● WORK TO COMPLETE:
1. In the China News Alert, reproduce the passage word for word, beginning at "The Guidelines also cover" and ending after "Exchange (see archive)".
2. Answer these questions from the China News Alert:
(a) What reports must sponsors and financial advisors submit to the SSE under the Guidelines?
(b) When will the CBRC's fixed-asset loan measures take effect?
(c) How many major types of investment project do the CBRC measures apply to?

● TEXT EXTRACT:
====

China News Alert Issue 300
Capital Markets
SSE issues guidelines for continuous supervision over listed companies
The Shanghai Stock Exchange (SSE) has recently issued the ‘SSE Guidelines for Continuous Supervision over Listed Companies’ (the Guidelines) to urge sponsors and financial advisors to improve continuous supervision of companies after listing, takeover and reorganisation, equity division reform and relisting
With the development of the securities market in recent years, intermediaries are playing an increasingly important role in the market. The continuous supervision information disclosure and corporate governance of listed companies, and the fulfillment of promises by relevant shareholders. Continuous supervision has a direct influence on information disclosure and the corporate governance of listed companies’ as well as on the lawful rights and interests of investors.
The Guidelines are based on experience and previous research with a view to strengthening the continuous supervision carried out by sponsors and financial advisors.
The Guidelines, summarising present regulations on continuous supervision, provides sponsors and financial advisors with an overview of requirements regarding continuous supervision. The Guidelines prescribe that sponsors and financial advisors are required to submit annual and final reports on continuous supervision to the SSE on a regular basis.
The Guidelines also set specific rules if problems occur in current continuous supervision practices. If shareholders make promises about transfer prices in equity division reform, sponsors should work out continuous supervision plans together with relevant shareholders and their designated securities brokers to ensure that the relevant shareholders do not break their promises.
The Guidelines also cover possible failures in due diligence by sponsors and financial advisors. The Guidelines specify relevant supervision measures including interview and the issuance of supervisory attention letters etc. The SSE may circulate its criticism and make public censure towards relevant sponsors, representatives of sponsors, financial advisors and responsible officers for serious violations.
According to an SSE official, the next stage for the SSE is to detail the content and format of annual and final reports on continuous supervision.
Source: Shanghai Stock Exchange (see archive)
Banking regulator to ensure loans enter the real economy
On 27th July, the China Banking Regulatory Commission (CBRC) formally issued ‘Provisional Measures on Fixed-asset Loan Management’ to ensure that bank loans enter the real economy. The measures will take effect three months after the date of release.
The measures will apply to loans issued for four major types of investment project: infrastructure, upgrades and renovation, real estate development and miscellaneous fixed-asset investment projects.
The measures will be implemented by managing the entire loans process to enhance banks’ risk management capabilities, and ensuring that loans enter the accounts of contracted parties and that the money is used for the specified purpose.
The tightened lending regulations are unlikely to increase the cost to banks and borrowers. The CBRC explained that the implementation of the measures will guarantee normal financing demand by enterprises and ensure this after contracts are signed.
The loans will be gradually issued to borrowers in line with the progress of investment projects, which will reduce the interest costs for enterprises. In addition, banks will also benefit from this procedure because of lowered lending risks.

====

● DATA ENTRIES:
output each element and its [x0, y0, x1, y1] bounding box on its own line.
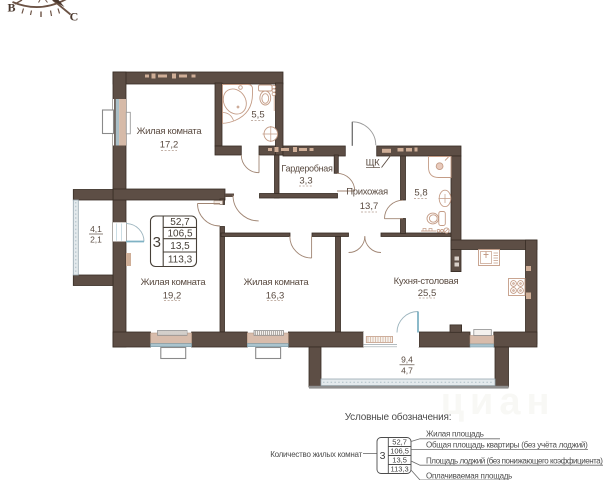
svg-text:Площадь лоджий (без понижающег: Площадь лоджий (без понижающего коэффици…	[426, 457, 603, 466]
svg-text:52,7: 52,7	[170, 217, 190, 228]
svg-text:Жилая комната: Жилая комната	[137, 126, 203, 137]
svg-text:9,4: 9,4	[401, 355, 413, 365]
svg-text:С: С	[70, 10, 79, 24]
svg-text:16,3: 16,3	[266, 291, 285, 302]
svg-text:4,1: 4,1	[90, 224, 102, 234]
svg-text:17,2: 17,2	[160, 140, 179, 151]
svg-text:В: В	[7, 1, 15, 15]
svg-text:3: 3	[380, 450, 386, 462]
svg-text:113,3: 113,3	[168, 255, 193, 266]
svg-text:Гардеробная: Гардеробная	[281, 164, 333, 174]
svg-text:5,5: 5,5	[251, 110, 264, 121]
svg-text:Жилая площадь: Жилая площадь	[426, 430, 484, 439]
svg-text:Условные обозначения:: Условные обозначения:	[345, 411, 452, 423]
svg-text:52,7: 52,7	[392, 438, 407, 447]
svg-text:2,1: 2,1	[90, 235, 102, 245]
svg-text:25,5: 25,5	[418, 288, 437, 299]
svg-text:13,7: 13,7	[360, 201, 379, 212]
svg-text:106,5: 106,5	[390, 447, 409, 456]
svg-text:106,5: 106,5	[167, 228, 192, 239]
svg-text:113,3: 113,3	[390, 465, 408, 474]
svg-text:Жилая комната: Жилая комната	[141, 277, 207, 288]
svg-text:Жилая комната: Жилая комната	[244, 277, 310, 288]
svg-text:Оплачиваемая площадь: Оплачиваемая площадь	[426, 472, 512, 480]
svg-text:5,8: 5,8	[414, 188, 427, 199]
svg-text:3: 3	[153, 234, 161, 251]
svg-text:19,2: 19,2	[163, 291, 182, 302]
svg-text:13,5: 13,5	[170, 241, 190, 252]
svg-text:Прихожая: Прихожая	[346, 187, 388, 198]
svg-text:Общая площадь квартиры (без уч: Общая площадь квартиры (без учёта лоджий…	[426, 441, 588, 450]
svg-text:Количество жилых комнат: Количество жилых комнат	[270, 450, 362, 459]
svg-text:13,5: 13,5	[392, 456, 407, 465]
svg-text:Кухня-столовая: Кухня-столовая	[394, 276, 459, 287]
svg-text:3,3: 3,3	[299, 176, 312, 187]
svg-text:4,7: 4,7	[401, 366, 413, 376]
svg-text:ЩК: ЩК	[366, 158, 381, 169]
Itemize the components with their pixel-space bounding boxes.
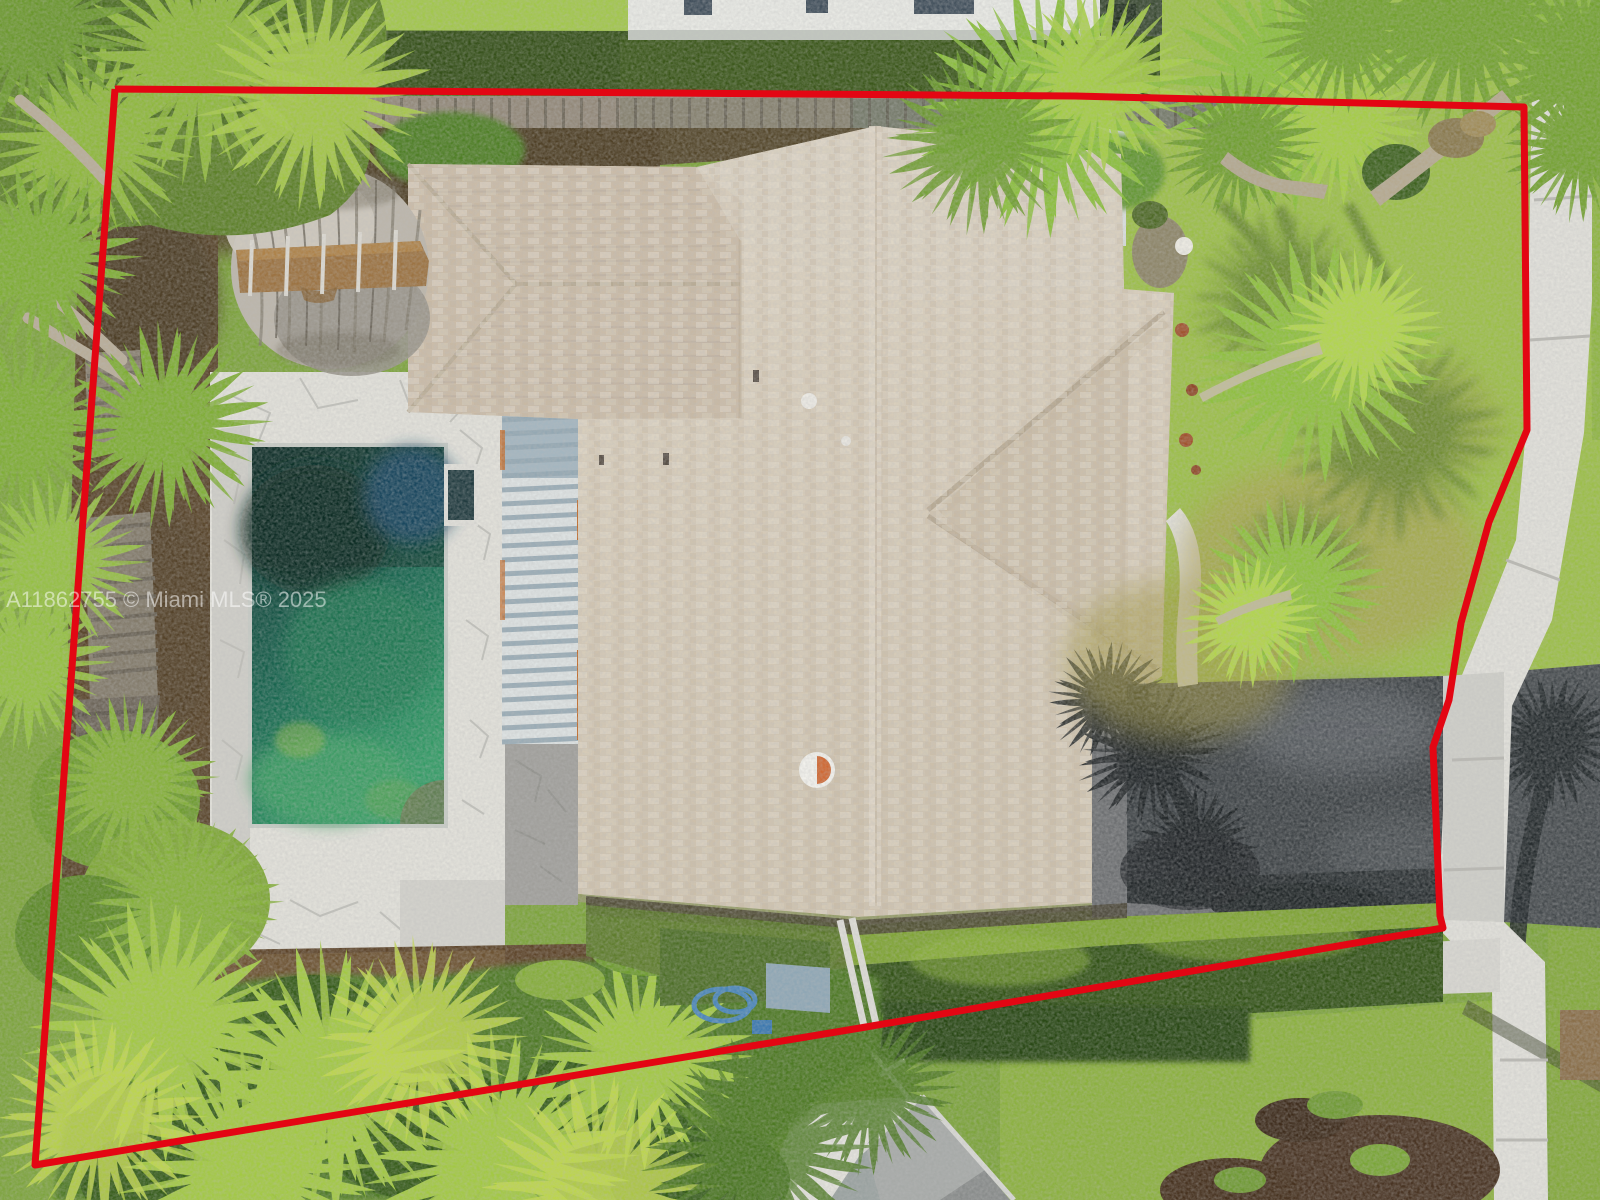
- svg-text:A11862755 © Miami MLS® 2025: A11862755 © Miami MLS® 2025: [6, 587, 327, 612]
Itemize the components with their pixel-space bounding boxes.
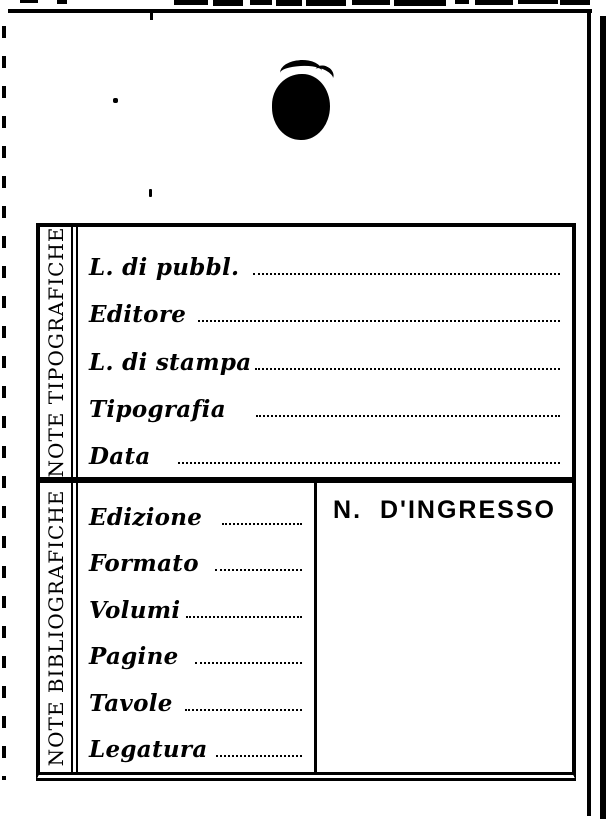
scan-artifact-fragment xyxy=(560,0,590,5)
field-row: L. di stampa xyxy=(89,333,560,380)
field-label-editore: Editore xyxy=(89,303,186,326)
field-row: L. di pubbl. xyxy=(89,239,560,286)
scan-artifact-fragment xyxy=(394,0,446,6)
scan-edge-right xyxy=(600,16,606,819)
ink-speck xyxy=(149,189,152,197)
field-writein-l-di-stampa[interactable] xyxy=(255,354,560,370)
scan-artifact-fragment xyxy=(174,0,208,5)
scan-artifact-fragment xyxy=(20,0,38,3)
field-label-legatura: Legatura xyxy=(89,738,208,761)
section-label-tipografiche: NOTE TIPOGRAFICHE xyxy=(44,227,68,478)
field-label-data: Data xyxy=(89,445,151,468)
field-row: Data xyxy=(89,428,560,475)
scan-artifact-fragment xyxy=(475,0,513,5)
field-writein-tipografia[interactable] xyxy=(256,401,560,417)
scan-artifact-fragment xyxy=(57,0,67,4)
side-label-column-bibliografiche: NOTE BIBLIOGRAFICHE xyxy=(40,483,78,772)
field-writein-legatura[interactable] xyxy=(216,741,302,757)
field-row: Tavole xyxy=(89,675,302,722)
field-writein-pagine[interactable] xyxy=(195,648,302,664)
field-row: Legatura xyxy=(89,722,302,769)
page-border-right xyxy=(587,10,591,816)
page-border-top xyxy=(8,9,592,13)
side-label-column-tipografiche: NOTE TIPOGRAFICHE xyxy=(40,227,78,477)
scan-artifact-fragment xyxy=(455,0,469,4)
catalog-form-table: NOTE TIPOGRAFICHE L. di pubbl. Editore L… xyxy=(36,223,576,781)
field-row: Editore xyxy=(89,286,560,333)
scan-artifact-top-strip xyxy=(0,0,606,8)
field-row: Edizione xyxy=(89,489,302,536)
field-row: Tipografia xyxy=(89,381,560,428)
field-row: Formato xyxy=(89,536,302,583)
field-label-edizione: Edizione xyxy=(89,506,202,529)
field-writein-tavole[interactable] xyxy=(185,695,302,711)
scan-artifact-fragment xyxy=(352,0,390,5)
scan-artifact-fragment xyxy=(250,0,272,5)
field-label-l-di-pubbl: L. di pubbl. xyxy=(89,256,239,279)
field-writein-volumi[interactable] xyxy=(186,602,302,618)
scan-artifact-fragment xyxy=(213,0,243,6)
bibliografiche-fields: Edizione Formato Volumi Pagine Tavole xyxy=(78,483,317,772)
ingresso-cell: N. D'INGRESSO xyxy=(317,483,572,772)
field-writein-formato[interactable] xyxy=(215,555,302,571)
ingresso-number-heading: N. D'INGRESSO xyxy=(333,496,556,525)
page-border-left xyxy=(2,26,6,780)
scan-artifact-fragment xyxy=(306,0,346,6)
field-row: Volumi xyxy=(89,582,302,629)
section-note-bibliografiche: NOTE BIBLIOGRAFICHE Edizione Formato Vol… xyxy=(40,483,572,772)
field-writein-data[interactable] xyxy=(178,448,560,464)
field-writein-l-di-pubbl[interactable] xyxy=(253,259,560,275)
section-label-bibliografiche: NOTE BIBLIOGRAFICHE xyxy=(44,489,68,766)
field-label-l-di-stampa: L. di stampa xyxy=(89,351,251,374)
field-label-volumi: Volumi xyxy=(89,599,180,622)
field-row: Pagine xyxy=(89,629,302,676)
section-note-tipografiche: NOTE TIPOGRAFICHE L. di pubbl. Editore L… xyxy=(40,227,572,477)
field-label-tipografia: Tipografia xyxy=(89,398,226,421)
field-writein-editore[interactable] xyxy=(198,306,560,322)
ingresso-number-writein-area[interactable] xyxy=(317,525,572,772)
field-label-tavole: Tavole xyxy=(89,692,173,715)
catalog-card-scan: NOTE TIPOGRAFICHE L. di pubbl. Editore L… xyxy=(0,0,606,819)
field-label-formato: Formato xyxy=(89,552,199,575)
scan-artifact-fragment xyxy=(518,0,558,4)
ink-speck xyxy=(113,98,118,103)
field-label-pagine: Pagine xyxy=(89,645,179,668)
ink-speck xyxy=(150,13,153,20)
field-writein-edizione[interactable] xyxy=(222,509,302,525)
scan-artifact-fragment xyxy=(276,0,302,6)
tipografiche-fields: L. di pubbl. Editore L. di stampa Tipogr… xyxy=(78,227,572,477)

====

● RESPONSES FOR EACH TASK:
1.
The Guidelines also cover possible failures in due diligence by sponsors and financial advisors. The Guidelines specify relevant supervision measures including interview and the issuance of supervisory attention letters etc. The SSE may circulate its criticism and make public censure towards relevant sponsors, representatives of sponsors, financial advisors and responsible officers for serious violations.
According to an SSE official, the next stage for the SSE is to detail the content and format of annual and final reports on continuous supervision.
Source: Shanghai Stock Exchange (see archive)

2.
(a) Annual and final reports on continuous supervision.
(b) Three months after the date of release.
(c) Four: infrastructure, upgrades and renovation, real estate development, and miscellaneous fixed-asset investment projects.